### Aim
Here are records with pictures in them. Copy all of them exactly and leave the pictures out.
◆ ◆ ◆ ◆
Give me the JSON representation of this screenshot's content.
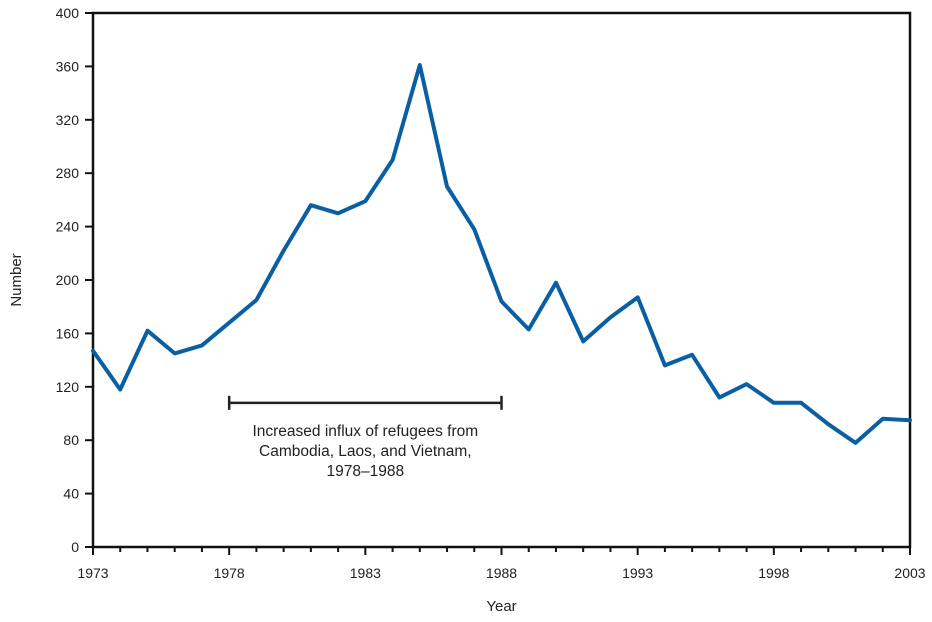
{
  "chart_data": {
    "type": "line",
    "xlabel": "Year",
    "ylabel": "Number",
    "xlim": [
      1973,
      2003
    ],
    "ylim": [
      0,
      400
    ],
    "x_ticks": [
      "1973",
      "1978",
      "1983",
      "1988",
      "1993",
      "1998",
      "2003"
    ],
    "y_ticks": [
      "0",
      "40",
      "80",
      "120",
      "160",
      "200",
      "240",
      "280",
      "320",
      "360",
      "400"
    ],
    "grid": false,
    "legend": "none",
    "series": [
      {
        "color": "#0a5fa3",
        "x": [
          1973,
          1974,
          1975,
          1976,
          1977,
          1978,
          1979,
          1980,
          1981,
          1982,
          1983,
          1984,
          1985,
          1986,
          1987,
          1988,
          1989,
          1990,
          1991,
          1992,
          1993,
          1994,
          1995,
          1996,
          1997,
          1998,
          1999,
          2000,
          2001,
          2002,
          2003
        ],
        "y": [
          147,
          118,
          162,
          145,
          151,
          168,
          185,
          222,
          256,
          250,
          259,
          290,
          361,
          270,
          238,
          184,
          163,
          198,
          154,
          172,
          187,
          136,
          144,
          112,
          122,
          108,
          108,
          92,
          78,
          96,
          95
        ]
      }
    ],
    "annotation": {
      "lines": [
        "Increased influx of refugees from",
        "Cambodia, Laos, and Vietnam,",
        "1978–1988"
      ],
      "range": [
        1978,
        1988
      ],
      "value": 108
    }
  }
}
◆ ◆ ◆ ◆
### Exercise response
Give me the JSON representation of this screenshot's content.
{
  "chart_data": {
    "type": "line",
    "xlabel": "Year",
    "ylabel": "Number",
    "xlim": [
      1973,
      2003
    ],
    "ylim": [
      0,
      400
    ],
    "x_ticks": [
      "1973",
      "1978",
      "1983",
      "1988",
      "1993",
      "1998",
      "2003"
    ],
    "y_ticks": [
      "0",
      "40",
      "80",
      "120",
      "160",
      "200",
      "240",
      "280",
      "320",
      "360",
      "400"
    ],
    "grid": false,
    "legend": "none",
    "series": [
      {
        "color": "#0a5fa3",
        "x": [
          1973,
          1974,
          1975,
          1976,
          1977,
          1978,
          1979,
          1980,
          1981,
          1982,
          1983,
          1984,
          1985,
          1986,
          1987,
          1988,
          1989,
          1990,
          1991,
          1992,
          1993,
          1994,
          1995,
          1996,
          1997,
          1998,
          1999,
          2000,
          2001,
          2002,
          2003
        ],
        "y": [
          147,
          118,
          162,
          145,
          151,
          168,
          185,
          222,
          256,
          250,
          259,
          290,
          361,
          270,
          238,
          184,
          163,
          198,
          154,
          172,
          187,
          136,
          144,
          112,
          122,
          108,
          108,
          92,
          78,
          96,
          95
        ]
      }
    ],
    "annotation": {
      "lines": [
        "Increased influx of refugees from",
        "Cambodia, Laos, and Vietnam,",
        "1978–1988"
      ],
      "range": [
        1978,
        1988
      ],
      "value": 108
    }
  }
}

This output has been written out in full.